WHAT IS BEING ASKED:
All records below must be retyped exactly.
#### THE DATA ####
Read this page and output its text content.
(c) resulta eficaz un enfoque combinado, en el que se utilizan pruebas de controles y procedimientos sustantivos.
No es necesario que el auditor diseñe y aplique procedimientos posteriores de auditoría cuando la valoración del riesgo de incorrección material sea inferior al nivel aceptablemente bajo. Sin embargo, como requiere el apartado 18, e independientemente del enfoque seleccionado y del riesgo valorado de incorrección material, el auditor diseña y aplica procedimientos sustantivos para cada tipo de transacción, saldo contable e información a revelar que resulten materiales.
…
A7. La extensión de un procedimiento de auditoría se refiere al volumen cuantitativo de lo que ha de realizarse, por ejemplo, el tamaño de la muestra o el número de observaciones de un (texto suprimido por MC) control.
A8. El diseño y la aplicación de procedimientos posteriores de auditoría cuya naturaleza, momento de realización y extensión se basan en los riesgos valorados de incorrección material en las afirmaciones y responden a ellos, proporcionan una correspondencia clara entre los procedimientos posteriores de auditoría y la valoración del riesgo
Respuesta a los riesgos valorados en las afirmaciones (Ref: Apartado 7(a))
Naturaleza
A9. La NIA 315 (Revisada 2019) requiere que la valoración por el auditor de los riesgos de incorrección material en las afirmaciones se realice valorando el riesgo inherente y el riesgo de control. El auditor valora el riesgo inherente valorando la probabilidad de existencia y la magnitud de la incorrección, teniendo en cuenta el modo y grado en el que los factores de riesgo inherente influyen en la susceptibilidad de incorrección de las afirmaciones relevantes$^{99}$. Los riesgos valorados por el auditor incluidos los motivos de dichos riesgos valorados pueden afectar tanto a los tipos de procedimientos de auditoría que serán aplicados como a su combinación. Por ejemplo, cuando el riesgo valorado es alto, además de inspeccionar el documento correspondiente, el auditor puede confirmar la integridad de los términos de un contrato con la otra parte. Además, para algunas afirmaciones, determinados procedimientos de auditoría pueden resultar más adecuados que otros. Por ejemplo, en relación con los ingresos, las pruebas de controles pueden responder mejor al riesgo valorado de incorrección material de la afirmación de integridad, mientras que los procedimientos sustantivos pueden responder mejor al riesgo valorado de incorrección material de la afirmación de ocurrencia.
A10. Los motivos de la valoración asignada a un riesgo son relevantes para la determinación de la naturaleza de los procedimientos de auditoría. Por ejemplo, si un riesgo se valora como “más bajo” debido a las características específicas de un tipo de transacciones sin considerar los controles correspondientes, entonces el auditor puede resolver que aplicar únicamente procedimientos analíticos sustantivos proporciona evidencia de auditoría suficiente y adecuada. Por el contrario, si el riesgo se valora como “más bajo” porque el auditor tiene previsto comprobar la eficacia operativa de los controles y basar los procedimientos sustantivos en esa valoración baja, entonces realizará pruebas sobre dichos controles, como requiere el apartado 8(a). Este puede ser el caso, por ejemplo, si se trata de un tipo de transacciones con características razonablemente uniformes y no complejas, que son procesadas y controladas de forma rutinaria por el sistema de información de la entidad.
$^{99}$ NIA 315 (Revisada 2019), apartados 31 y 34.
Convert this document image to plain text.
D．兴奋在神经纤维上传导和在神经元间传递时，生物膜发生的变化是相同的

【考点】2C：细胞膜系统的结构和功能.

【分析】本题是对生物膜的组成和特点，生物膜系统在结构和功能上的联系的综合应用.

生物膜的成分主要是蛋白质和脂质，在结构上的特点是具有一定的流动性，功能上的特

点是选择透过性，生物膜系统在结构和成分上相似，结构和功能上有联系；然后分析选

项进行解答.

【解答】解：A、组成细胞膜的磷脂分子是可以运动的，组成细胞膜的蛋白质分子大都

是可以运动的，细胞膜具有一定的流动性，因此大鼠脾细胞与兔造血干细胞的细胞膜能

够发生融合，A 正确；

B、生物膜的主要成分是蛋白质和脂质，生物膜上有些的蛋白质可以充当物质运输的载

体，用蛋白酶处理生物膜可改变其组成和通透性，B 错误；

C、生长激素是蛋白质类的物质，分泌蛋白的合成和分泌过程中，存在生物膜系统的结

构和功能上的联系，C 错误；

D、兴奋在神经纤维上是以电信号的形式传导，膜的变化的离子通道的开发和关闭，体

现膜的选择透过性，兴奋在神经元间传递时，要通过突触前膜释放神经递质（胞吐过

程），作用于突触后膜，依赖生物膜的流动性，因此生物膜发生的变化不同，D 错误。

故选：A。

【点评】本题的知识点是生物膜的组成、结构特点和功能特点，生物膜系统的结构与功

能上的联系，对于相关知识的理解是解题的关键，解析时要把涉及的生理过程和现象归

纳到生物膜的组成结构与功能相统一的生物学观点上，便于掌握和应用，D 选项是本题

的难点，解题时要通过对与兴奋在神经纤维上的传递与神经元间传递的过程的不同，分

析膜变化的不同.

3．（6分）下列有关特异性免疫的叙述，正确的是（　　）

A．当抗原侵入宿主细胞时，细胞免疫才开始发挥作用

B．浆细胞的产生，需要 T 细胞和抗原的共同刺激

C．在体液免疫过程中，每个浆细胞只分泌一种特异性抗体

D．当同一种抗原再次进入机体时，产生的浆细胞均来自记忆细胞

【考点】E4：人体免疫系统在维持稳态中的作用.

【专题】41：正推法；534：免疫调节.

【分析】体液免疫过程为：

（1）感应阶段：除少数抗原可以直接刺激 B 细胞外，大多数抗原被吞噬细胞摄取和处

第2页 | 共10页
####
TASK RESPONSE:
Read this page and output its text content.
(c) resulta eficaz un enfoque combinado, en el que se utilizan pruebas de controles y procedimientos sustantivos.
No es necesario que el auditor diseñe y aplique procedimientos posteriores de auditoría cuando la valoración del riesgo de incorrección material sea inferior al nivel aceptablemente bajo. Sin embargo, como requiere el apartado 18, e independientemente del enfoque seleccionado y del riesgo valorado de incorrección material, el auditor diseña y aplica procedimientos sustantivos para cada tipo de transacción, saldo contable e información a revelar que resulten materiales.
…
A7. La extensión de un procedimiento de auditoría se refiere al volumen cuantitativo de lo que ha de realizarse, por ejemplo, el tamaño de la muestra o el número de observaciones de un (texto suprimido por MC) control.
A8. El diseño y la aplicación de procedimientos posteriores de auditoría cuya naturaleza, momento de realización y extensión se basan en los riesgos valorados de incorrección material en las afirmaciones y responden a ellos, proporcionan una correspondencia clara entre los procedimientos posteriores de auditoría y la valoración del riesgo
Respuesta a los riesgos valorados en las afirmaciones (Ref: Apartado 7(a))
Naturaleza
A9. La NIA 315 (Revisada 2019) requiere que la valoración por el auditor de los riesgos de incorrección material en las afirmaciones se realice valorando el riesgo inherente y el riesgo de control. El auditor valora el riesgo inherente valorando la probabilidad de existencia y la magnitud de la incorrección, teniendo en cuenta el modo y grado en el que los factores de riesgo inherente influyen en la susceptibilidad de incorrección de las afirmaciones relevantes$^{99}$. Los riesgos valorados por el auditor incluidos los motivos de dichos riesgos valorados pueden afectar tanto a los tipos de procedimientos de auditoría que serán aplicados como a su combinación. Por ejemplo, cuando el riesgo valorado es alto, además de inspeccionar el documento correspondiente, el auditor puede confirmar la integridad de los términos de un contrato con la otra parte. Además, para algunas afirmaciones, determinados procedimientos de auditoría pueden resultar más adecuados que otros. Por ejemplo, en relación con los ingresos, las pruebas de controles pueden responder mejor al riesgo valorado de incorrección material de la afirmación de integridad, mientras que los procedimientos sustantivos pueden responder mejor al riesgo valorado de incorrección material de la afirmación de ocurrencia.
A10. Los motivos de la valoración asignada a un riesgo son relevantes para la determinación de la naturaleza de los procedimientos de auditoría. Por ejemplo, si un riesgo se valora como “más bajo” debido a las características específicas de un tipo de transacciones sin considerar los controles correspondientes, entonces el auditor puede resolver que aplicar únicamente procedimientos analíticos sustantivos proporciona evidencia de auditoría suficiente y adecuada. Por el contrario, si el riesgo se valora como “más bajo” porque el auditor tiene previsto comprobar la eficacia operativa de los controles y basar los procedimientos sustantivos en esa valoración baja, entonces realizará pruebas sobre dichos controles, como requiere el apartado 8(a). Este puede ser el caso, por ejemplo, si se trata de un tipo de transacciones con características razonablemente uniformes y no complejas, que son procesadas y controladas de forma rutinaria por el sistema de información de la entidad.
$^{99}$ NIA 315 (Revisada 2019), apartados 31 y 34.
Convert this document image to plain text.
D．兴奋在神经纤维上传导和在神经元间传递时，生物膜发生的变化是相同的

【考点】2C：细胞膜系统的结构和功能.

【分析】本题是对生物膜的组成和特点，生物膜系统在结构和功能上的联系的综合应用.

生物膜的成分主要是蛋白质和脂质，在结构上的特点是具有一定的流动性，功能上的特

点是选择透过性，生物膜系统在结构和成分上相似，结构和功能上有联系；然后分析选

项进行解答.

【解答】解：A、组成细胞膜的磷脂分子是可以运动的，组成细胞膜的蛋白质分子大都

是可以运动的，细胞膜具有一定的流动性，因此大鼠脾细胞与兔造血干细胞的细胞膜能

够发生融合，A 正确；

B、生物膜的主要成分是蛋白质和脂质，生物膜上有些的蛋白质可以充当物质运输的载

体，用蛋白酶处理生物膜可改变其组成和通透性，B 错误；

C、生长激素是蛋白质类的物质，分泌蛋白的合成和分泌过程中，存在生物膜系统的结

构和功能上的联系，C 错误；

D、兴奋在神经纤维上是以电信号的形式传导，膜的变化的离子通道的开发和关闭，体

现膜的选择透过性，兴奋在神经元间传递时，要通过突触前膜释放神经递质（胞吐过

程），作用于突触后膜，依赖生物膜的流动性，因此生物膜发生的变化不同，D 错误。

故选：A。

【点评】本题的知识点是生物膜的组成、结构特点和功能特点，生物膜系统的结构与功

能上的联系，对于相关知识的理解是解题的关键，解析时要把涉及的生理过程和现象归

纳到生物膜的组成结构与功能相统一的生物学观点上，便于掌握和应用，D 选项是本题

的难点，解题时要通过对与兴奋在神经纤维上的传递与神经元间传递的过程的不同，分

析膜变化的不同.

3．（6分）下列有关特异性免疫的叙述，正确的是（　　）

A．当抗原侵入宿主细胞时，细胞免疫才开始发挥作用

B．浆细胞的产生，需要 T 细胞和抗原的共同刺激

C．在体液免疫过程中，每个浆细胞只分泌一种特异性抗体

D．当同一种抗原再次进入机体时，产生的浆细胞均来自记忆细胞

【考点】E4：人体免疫系统在维持稳态中的作用.

【专题】41：正推法；534：免疫调节.

【分析】体液免疫过程为：

（1）感应阶段：除少数抗原可以直接刺激 B 细胞外，大多数抗原被吞噬细胞摄取和处

第2页 | 共10页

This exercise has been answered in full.